● Task to carry out:
Reproduce nothing but the closing run of lines: the line with "Decode this image" and each line that follows it to the end of the data.

-- Task data start --

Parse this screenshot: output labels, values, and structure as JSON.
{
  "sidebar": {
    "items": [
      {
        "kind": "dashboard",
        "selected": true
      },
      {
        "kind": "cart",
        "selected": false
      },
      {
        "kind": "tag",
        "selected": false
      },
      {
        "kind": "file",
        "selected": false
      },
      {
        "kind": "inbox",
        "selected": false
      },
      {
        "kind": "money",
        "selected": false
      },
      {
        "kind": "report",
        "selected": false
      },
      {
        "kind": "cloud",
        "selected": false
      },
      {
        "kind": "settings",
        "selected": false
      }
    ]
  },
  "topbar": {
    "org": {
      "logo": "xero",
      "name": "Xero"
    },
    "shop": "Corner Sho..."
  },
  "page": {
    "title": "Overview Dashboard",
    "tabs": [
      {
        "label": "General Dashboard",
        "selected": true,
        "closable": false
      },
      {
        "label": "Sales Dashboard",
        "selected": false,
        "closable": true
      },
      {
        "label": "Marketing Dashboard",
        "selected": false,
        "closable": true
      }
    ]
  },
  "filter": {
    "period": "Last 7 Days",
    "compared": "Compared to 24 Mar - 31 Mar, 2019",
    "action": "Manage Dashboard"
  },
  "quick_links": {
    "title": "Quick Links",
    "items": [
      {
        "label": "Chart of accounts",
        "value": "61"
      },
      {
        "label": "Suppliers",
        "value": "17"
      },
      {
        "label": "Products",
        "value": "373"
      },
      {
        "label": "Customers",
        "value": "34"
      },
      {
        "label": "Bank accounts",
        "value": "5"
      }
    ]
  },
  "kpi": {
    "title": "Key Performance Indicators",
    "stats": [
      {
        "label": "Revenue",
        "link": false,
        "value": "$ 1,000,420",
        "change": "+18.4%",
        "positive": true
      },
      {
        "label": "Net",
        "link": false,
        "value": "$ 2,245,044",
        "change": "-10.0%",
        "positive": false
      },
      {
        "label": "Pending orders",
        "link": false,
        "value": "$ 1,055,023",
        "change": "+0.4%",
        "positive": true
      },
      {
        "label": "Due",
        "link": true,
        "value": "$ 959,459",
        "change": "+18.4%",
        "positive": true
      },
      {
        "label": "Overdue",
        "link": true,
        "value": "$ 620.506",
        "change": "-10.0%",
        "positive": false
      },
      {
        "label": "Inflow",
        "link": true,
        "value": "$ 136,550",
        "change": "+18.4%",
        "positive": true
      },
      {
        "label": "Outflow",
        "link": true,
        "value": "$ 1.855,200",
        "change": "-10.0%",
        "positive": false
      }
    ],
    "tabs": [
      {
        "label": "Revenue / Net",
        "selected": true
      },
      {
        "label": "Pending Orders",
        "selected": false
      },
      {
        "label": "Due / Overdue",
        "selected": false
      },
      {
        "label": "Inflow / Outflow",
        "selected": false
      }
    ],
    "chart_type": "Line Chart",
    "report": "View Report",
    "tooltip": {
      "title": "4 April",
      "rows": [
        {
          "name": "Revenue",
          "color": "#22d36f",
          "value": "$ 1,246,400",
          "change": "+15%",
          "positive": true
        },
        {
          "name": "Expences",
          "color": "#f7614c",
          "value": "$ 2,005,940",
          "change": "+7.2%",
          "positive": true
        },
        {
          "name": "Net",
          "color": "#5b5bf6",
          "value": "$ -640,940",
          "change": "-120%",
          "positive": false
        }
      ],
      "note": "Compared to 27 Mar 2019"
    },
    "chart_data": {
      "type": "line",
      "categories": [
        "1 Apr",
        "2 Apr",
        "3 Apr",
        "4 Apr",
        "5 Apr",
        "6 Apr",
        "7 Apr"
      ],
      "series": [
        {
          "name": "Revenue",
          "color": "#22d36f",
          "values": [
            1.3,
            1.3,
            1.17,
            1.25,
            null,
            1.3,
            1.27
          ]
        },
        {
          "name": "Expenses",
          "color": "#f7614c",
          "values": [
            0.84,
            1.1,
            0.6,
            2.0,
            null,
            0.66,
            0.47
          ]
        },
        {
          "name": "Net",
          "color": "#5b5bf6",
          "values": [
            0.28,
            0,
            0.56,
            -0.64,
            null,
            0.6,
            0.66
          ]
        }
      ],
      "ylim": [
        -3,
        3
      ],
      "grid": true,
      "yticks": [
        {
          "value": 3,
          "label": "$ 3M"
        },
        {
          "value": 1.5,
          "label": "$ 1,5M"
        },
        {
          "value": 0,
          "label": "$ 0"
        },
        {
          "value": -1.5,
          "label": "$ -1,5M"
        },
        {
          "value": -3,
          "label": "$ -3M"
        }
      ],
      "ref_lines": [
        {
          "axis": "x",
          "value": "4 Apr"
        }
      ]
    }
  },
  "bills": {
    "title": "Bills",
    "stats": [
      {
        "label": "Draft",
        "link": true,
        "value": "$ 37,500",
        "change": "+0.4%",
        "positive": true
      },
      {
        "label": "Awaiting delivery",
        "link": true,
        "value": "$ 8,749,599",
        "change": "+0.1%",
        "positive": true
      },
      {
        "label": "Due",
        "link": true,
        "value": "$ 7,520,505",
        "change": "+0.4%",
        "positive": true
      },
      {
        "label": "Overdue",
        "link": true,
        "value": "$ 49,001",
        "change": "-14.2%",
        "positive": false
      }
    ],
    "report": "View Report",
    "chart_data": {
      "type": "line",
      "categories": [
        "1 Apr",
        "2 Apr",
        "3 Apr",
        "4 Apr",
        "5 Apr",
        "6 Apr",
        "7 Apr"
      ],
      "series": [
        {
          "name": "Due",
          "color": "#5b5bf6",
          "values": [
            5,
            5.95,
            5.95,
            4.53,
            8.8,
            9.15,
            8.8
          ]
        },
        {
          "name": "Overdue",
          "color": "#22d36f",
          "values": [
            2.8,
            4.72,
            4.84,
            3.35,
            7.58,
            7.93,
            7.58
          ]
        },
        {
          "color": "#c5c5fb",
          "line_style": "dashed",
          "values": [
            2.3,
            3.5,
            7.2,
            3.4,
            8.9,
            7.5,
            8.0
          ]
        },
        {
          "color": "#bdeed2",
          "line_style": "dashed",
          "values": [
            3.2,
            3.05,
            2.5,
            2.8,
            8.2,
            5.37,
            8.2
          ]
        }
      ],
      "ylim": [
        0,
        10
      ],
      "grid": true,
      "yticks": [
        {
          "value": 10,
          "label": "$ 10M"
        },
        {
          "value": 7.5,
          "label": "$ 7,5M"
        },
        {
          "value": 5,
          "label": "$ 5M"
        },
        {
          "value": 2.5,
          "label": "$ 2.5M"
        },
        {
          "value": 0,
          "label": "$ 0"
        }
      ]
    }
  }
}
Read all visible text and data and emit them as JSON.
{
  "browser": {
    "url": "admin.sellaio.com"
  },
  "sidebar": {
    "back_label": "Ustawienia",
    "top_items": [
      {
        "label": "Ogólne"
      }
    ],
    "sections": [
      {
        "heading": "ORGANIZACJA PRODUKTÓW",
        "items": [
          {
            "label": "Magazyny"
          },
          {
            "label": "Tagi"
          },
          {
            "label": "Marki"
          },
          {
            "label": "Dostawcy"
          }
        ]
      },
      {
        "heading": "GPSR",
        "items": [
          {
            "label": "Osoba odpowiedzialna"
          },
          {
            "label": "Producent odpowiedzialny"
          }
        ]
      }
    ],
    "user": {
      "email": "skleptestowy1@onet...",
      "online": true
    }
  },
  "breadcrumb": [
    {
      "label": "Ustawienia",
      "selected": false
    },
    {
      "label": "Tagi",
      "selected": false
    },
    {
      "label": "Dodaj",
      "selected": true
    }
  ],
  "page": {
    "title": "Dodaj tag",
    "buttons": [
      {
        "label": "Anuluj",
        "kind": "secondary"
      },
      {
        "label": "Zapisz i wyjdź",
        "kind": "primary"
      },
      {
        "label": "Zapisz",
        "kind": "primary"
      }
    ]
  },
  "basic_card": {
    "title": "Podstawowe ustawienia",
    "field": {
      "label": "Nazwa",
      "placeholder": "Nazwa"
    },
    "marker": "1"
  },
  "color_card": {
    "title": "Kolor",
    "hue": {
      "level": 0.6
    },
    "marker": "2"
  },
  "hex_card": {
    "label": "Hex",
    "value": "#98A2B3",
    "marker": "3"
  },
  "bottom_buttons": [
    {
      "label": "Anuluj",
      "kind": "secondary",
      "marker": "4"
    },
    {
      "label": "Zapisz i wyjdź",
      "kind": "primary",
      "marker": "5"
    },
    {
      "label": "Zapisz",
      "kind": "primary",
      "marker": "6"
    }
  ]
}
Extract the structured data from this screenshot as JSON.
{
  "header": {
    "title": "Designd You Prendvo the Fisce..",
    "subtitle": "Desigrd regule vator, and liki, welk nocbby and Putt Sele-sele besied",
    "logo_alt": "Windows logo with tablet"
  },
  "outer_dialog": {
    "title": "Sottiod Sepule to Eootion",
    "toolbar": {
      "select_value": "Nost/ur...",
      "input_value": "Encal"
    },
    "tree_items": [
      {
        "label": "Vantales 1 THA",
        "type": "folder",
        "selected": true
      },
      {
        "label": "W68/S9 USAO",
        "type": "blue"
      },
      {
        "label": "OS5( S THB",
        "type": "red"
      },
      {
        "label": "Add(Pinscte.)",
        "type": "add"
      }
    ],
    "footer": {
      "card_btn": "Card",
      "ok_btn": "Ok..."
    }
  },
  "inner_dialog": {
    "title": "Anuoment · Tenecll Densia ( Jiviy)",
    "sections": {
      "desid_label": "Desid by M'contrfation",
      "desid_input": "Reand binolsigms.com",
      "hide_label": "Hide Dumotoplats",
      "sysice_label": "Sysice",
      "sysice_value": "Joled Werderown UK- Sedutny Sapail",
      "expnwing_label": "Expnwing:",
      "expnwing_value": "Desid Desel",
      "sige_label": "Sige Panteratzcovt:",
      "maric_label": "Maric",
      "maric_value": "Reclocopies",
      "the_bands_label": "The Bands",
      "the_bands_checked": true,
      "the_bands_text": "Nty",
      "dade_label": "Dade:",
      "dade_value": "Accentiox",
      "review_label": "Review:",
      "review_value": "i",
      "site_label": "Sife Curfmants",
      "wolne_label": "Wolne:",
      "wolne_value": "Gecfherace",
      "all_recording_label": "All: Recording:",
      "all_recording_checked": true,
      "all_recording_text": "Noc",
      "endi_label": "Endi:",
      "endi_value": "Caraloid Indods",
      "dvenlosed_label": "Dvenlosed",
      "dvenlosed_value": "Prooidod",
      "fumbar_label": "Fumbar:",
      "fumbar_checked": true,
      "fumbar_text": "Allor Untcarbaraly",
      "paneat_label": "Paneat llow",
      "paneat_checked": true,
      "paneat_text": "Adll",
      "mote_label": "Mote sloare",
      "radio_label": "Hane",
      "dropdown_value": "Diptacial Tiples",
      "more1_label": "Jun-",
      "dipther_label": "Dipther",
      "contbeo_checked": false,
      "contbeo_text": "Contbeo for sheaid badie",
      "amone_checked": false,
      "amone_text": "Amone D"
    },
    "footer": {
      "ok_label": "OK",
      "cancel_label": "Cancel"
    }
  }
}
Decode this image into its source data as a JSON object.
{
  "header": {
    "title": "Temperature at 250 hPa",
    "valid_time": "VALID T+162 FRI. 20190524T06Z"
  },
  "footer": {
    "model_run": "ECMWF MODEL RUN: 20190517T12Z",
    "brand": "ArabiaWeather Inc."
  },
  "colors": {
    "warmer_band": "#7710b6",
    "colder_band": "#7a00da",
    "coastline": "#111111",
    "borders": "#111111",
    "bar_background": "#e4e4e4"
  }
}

-- Task data end --

● Answer to the problem:
Decode this image into its source data as a JSON object.
{
  "header": {
    "title": "Temperature at 250 hPa",
    "valid_time": "VALID T+162 FRI. 20190524T06Z"
  },
  "footer": {
    "model_run": "ECMWF MODEL RUN: 20190517T12Z",
    "brand": "ArabiaWeather Inc."
  },
  "colors": {
    "warmer_band": "#7710b6",
    "colder_band": "#7a00da",
    "coastline": "#111111",
    "borders": "#111111",
    "bar_background": "#e4e4e4"
  }
}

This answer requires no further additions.